Figure record extracts:
· · ·

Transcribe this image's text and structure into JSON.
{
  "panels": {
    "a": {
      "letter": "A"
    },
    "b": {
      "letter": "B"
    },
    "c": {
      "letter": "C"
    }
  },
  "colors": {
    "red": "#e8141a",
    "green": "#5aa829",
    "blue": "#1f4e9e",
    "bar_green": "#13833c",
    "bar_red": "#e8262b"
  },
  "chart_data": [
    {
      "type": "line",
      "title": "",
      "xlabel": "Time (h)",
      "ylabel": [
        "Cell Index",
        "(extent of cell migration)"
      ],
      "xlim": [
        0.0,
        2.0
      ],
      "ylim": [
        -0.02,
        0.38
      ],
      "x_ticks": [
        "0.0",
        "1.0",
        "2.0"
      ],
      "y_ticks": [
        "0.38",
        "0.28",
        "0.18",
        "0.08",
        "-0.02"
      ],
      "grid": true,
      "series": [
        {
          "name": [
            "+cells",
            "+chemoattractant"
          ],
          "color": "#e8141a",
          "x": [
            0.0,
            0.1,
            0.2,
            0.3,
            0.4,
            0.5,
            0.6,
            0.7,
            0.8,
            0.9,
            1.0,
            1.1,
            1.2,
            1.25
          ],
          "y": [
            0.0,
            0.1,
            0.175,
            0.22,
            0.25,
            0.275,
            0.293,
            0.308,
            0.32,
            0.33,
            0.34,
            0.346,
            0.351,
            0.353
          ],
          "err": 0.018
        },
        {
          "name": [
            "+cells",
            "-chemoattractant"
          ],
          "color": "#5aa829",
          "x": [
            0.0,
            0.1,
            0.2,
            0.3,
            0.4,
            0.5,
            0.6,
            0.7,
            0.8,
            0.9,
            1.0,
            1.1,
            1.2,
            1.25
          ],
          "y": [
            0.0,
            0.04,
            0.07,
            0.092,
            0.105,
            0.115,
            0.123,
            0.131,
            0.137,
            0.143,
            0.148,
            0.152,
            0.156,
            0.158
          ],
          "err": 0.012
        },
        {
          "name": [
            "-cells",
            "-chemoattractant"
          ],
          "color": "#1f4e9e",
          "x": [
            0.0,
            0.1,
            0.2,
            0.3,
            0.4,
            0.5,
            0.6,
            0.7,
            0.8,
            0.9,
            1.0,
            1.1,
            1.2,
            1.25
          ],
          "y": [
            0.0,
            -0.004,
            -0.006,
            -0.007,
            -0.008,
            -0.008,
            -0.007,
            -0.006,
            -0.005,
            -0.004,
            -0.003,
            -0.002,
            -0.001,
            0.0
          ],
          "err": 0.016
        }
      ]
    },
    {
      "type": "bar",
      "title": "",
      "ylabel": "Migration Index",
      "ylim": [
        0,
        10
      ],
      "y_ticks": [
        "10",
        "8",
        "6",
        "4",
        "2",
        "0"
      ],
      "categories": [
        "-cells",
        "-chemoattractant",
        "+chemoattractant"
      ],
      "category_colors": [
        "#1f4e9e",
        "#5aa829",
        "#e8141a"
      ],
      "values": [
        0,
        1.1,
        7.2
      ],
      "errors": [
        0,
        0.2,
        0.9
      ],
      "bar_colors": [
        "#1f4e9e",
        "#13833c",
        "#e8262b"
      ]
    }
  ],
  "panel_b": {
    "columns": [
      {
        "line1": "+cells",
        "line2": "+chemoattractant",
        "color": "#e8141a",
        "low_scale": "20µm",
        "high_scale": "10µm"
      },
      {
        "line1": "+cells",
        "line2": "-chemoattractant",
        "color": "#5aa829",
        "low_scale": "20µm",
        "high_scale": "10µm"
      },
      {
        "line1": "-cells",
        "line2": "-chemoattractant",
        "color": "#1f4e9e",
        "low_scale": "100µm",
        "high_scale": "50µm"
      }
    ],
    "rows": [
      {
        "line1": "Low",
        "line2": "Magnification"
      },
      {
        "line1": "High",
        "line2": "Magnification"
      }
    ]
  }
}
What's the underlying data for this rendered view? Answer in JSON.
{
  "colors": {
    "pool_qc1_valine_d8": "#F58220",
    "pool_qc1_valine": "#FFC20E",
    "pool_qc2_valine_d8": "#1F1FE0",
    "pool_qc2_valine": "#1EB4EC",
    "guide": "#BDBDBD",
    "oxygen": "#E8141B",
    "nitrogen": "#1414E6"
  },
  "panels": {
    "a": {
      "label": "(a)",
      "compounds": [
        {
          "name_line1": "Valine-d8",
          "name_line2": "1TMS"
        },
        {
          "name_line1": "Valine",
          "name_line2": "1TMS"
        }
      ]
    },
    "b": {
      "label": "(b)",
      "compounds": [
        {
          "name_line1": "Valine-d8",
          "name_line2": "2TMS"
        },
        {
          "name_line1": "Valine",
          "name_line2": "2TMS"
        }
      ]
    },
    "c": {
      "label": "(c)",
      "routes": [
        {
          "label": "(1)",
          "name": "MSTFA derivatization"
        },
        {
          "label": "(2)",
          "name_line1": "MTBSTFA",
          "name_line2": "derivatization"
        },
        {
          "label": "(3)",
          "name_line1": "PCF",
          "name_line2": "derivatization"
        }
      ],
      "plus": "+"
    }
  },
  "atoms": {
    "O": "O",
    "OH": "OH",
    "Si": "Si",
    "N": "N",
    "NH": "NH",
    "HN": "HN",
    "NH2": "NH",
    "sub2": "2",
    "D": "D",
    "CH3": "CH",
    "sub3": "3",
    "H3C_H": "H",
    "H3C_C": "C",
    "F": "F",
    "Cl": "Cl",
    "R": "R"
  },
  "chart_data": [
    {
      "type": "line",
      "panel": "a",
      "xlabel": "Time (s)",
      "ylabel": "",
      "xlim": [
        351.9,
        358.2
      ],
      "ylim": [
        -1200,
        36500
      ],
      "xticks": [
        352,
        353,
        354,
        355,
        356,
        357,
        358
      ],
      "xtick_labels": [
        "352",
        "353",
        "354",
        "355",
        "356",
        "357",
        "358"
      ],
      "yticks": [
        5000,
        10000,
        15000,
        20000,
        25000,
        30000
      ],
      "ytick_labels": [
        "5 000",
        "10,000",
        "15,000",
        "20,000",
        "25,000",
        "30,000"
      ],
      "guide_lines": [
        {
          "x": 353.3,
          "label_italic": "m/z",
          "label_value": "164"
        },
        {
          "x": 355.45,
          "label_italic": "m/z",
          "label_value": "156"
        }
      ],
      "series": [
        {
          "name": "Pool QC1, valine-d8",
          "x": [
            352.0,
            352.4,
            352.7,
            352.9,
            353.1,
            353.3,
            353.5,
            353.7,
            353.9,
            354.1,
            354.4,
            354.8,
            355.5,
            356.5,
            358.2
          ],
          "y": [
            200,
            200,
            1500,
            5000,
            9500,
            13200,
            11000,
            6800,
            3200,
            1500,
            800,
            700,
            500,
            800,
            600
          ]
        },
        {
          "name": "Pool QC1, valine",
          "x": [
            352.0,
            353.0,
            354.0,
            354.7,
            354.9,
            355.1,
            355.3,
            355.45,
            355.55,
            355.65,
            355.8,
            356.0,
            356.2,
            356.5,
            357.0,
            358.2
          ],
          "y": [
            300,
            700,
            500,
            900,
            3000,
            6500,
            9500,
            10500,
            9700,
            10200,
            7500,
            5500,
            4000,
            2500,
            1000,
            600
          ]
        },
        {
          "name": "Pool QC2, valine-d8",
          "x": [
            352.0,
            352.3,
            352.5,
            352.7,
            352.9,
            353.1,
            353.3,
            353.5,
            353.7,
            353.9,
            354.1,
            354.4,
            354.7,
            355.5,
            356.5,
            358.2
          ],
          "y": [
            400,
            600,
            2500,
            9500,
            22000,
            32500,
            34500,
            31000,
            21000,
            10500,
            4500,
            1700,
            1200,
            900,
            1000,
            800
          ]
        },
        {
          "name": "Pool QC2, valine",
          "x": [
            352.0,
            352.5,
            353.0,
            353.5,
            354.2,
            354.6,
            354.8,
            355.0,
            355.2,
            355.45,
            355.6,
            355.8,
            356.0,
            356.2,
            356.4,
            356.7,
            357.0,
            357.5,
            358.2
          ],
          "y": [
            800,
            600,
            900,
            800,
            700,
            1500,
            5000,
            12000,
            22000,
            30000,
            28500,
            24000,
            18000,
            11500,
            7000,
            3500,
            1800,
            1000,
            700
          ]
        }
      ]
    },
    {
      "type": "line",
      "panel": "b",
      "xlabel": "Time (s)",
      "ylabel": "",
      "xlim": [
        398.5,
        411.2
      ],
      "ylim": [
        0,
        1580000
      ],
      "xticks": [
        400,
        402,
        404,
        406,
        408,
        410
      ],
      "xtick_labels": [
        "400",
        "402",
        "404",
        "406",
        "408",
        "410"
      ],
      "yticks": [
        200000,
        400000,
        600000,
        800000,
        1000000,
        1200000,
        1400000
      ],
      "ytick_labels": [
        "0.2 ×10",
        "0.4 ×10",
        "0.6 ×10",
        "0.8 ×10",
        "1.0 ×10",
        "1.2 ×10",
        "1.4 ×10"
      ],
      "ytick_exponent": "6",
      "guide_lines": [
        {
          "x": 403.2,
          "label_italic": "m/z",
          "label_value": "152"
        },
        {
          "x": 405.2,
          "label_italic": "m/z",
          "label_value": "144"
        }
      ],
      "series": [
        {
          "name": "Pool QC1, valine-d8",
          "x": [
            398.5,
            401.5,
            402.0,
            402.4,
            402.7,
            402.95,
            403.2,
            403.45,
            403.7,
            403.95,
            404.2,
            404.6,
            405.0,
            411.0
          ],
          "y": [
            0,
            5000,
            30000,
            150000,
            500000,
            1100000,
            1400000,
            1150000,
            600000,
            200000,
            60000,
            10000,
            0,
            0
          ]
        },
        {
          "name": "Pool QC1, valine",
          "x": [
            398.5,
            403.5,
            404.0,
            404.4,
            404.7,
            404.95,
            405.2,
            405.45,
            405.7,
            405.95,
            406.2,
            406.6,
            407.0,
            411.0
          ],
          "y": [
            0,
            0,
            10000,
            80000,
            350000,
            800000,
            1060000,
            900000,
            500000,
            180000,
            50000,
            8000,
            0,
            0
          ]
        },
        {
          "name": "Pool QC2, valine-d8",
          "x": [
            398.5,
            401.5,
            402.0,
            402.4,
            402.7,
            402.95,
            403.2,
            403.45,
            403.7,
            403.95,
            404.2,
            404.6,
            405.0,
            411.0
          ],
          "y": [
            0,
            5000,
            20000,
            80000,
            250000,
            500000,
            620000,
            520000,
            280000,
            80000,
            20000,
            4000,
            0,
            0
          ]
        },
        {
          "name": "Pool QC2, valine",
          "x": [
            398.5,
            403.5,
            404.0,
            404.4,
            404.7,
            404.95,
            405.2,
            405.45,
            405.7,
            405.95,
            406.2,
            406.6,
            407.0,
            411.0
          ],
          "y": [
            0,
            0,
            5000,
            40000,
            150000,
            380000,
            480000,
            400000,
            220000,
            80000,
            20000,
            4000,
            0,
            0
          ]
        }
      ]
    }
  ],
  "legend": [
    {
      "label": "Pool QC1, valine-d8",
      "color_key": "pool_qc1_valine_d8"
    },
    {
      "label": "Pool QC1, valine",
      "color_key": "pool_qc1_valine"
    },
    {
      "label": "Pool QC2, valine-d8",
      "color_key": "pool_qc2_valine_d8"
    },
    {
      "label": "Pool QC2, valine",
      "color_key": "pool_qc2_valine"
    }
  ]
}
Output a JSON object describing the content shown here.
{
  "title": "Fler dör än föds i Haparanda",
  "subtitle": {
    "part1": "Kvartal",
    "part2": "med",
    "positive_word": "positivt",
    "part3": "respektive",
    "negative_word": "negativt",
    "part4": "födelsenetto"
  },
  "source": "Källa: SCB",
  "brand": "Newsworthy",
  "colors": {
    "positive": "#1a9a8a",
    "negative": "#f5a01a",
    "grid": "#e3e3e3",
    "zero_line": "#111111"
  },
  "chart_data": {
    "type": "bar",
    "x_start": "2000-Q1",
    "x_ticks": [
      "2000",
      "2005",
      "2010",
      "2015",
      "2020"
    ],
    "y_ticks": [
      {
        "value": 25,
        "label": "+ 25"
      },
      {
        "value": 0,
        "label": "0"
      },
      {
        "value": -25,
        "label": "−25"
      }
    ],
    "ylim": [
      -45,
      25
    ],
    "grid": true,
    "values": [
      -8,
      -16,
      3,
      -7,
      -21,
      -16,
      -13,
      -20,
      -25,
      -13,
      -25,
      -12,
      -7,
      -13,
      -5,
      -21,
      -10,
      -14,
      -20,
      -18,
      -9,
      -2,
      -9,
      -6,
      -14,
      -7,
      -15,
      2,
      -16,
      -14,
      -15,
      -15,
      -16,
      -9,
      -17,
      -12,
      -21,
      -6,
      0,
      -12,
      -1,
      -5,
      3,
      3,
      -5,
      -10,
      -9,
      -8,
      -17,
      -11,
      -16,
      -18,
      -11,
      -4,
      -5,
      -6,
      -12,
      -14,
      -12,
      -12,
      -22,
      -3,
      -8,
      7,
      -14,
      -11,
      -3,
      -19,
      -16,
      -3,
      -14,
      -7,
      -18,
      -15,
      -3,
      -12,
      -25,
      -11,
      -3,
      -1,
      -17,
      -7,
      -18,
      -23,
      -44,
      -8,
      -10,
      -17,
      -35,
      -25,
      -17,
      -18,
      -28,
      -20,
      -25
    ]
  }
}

· · ·

» **Description of the task**
Return exactly the lines from the line bearing "Output a JSON" to the end of the records, inclusive of both; include no other lines.

» **Exercise response**
Output a JSON object describing the content shown here.
{
  "title": "Fler dör än föds i Haparanda",
  "subtitle": {
    "part1": "Kvartal",
    "part2": "med",
    "positive_word": "positivt",
    "part3": "respektive",
    "negative_word": "negativt",
    "part4": "födelsenetto"
  },
  "source": "Källa: SCB",
  "brand": "Newsworthy",
  "colors": {
    "positive": "#1a9a8a",
    "negative": "#f5a01a",
    "grid": "#e3e3e3",
    "zero_line": "#111111"
  },
  "chart_data": {
    "type": "bar",
    "x_start": "2000-Q1",
    "x_ticks": [
      "2000",
      "2005",
      "2010",
      "2015",
      "2020"
    ],
    "y_ticks": [
      {
        "value": 25,
        "label": "+ 25"
      },
      {
        "value": 0,
        "label": "0"
      },
      {
        "value": -25,
        "label": "−25"
      }
    ],
    "ylim": [
      -45,
      25
    ],
    "grid": true,
    "values": [
      -8,
      -16,
      3,
      -7,
      -21,
      -16,
      -13,
      -20,
      -25,
      -13,
      -25,
      -12,
      -7,
      -13,
      -5,
      -21,
      -10,
      -14,
      -20,
      -18,
      -9,
      -2,
      -9,
      -6,
      -14,
      -7,
      -15,
      2,
      -16,
      -14,
      -15,
      -15,
      -16,
      -9,
      -17,
      -12,
      -21,
      -6,
      0,
      -12,
      -1,
      -5,
      3,
      3,
      -5,
      -10,
      -9,
      -8,
      -17,
      -11,
      -16,
      -18,
      -11,
      -4,
      -5,
      -6,
      -12,
      -14,
      -12,
      -12,
      -22,
      -3,
      -8,
      7,
      -14,
      -11,
      -3,
      -19,
      -16,
      -3,
      -14,
      -7,
      -18,
      -15,
      -3,
      -12,
      -25,
      -11,
      -3,
      -1,
      -17,
      -7,
      -18,
      -23,
      -44,
      -8,
      -10,
      -17,
      -35,
      -25,
      -17,
      -18,
      -28,
      -20,
      -25
    ]
  }
}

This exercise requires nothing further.